Write out each line in which the string "title" is present.

— Begin INPUT —

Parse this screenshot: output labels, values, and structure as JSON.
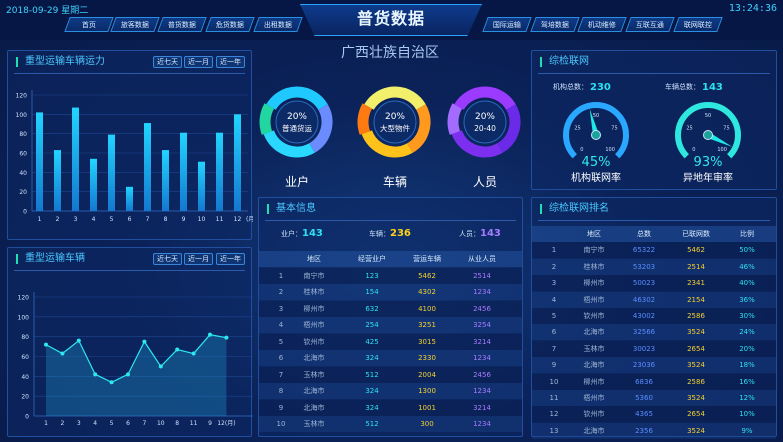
{
  "header": {
    "date": "2018-09-29",
    "weekday": "星期二",
    "time": "13:24:36",
    "title": "普货数据",
    "nav_left": [
      "首页",
      "旅客数据",
      "普货数据",
      "危货数据",
      "出租数据"
    ],
    "nav_right": [
      "国际运输",
      "驾培数据",
      "机动维修",
      "互联互通",
      "联网联控"
    ]
  },
  "time_filters": [
    "近七天",
    "近一月",
    "近一年"
  ],
  "capacity": {
    "title": "重型运输车辆运力"
  },
  "vehicles": {
    "title": "重型运输车辆"
  },
  "region": "广西壮族自治区",
  "donuts": [
    {
      "percent": "20%",
      "label": "普通货运",
      "caption": "业户",
      "colors": [
        "#1fc8ff",
        "#6b8cff",
        "#2ad8ff",
        "#21d6a0"
      ]
    },
    {
      "percent": "20%",
      "label": "大型物件",
      "caption": "车辆",
      "colors": [
        "#f2ef6a",
        "#ff9a1f",
        "#ffc21a",
        "#ff7a10"
      ]
    },
    {
      "percent": "20%",
      "label": "20-40",
      "caption": "人员",
      "colors": [
        "#9b3bff",
        "#6a2ae8",
        "#7d2ff0",
        "#a46bff"
      ]
    }
  ],
  "basic": {
    "title": "基本信息",
    "summary": [
      {
        "label": "业户：",
        "value": "143",
        "color": "#2ee0f0"
      },
      {
        "label": "车辆：",
        "value": "236",
        "color": "#ffd21a"
      },
      {
        "label": "人员：",
        "value": "143",
        "color": "#a77bff"
      }
    ],
    "columns": [
      "",
      "地区",
      "经营业户",
      "营运车辆",
      "从业人员"
    ],
    "rows": [
      [
        "1",
        "南宁市",
        "123",
        "5462",
        "2514"
      ],
      [
        "2",
        "桂林市",
        "154",
        "4302",
        "1234"
      ],
      [
        "3",
        "柳州市",
        "632",
        "4100",
        "2456"
      ],
      [
        "4",
        "梧州市",
        "254",
        "3251",
        "3254"
      ],
      [
        "5",
        "钦州市",
        "425",
        "3015",
        "3214"
      ],
      [
        "6",
        "北海市",
        "324",
        "2330",
        "1234"
      ],
      [
        "7",
        "玉林市",
        "512",
        "2004",
        "2456"
      ],
      [
        "8",
        "北海市",
        "324",
        "1300",
        "1234"
      ],
      [
        "9",
        "北海市",
        "324",
        "1001",
        "3214"
      ],
      [
        "10",
        "玉林市",
        "512",
        "300",
        "1234"
      ]
    ]
  },
  "network": {
    "title": "综检联网",
    "stats": [
      {
        "label": "机构总数：",
        "value": "230"
      },
      {
        "label": "车辆总数：",
        "value": "143"
      }
    ],
    "gauges": [
      {
        "value": 45,
        "text": "45%",
        "label": "机构联网率"
      },
      {
        "value": 93,
        "text": "93%",
        "label": "异地年审率"
      }
    ],
    "ticks": [
      "0",
      "25",
      "50",
      "75",
      "100"
    ]
  },
  "ranking": {
    "title": "综检联网排名",
    "columns": [
      "",
      "地区",
      "总数",
      "已联网数",
      "比例"
    ],
    "rows": [
      [
        "1",
        "南宁市",
        "65322",
        "5462",
        "50%"
      ],
      [
        "2",
        "桂林市",
        "53203",
        "2514",
        "46%"
      ],
      [
        "3",
        "柳州市",
        "50023",
        "2341",
        "40%"
      ],
      [
        "4",
        "梧州市",
        "46302",
        "2154",
        "36%"
      ],
      [
        "5",
        "钦州市",
        "43002",
        "2586",
        "30%"
      ],
      [
        "6",
        "北海市",
        "32566",
        "3524",
        "24%"
      ],
      [
        "7",
        "玉林市",
        "30023",
        "2654",
        "20%"
      ],
      [
        "9",
        "北海市",
        "23036",
        "3524",
        "18%"
      ],
      [
        "10",
        "柳州市",
        "6836",
        "2586",
        "16%"
      ],
      [
        "11",
        "梧州市",
        "5360",
        "3524",
        "12%"
      ],
      [
        "12",
        "钦州市",
        "4365",
        "2654",
        "10%"
      ],
      [
        "13",
        "北海市",
        "2356",
        "3524",
        "9%"
      ]
    ]
  },
  "chart_data": [
    {
      "type": "bar",
      "title": "重型运输车辆运力",
      "categories": [
        "1",
        "2",
        "3",
        "4",
        "5",
        "6",
        "7",
        "8",
        "9",
        "10",
        "11",
        "12"
      ],
      "x_unit": "(月)",
      "values": [
        102,
        63,
        107,
        54,
        79,
        25,
        91,
        63,
        81,
        51,
        81,
        100
      ],
      "ylim": [
        0,
        120
      ],
      "yticks": [
        0,
        20,
        40,
        60,
        80,
        100,
        120
      ],
      "grid": true,
      "color": "#1fb8f0"
    },
    {
      "type": "area",
      "title": "重型运输车辆",
      "categories": [
        "1",
        "2",
        "3",
        "4",
        "5",
        "6",
        "7",
        "10",
        "8",
        "11",
        "9",
        "12"
      ],
      "x_unit": "(月)",
      "values": [
        72,
        63,
        76,
        42,
        34,
        42,
        75,
        50,
        67,
        63,
        82,
        79
      ],
      "ylim": [
        0,
        120
      ],
      "yticks": [
        0,
        20,
        40,
        60,
        80,
        100,
        120
      ],
      "grid": true,
      "color": "#2ee8f0"
    }
  ]
}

— End INPUT —

**EXERCISE RESPONSE**
    "title": "普货数据",
    "title": "重型运输车辆运力"
    "title": "重型运输车辆"
    "title": "基本信息",
    "title": "综检联网",
    "title": "综检联网排名",
      "title": "重型运输车辆运力",
      "title": "重型运输车辆",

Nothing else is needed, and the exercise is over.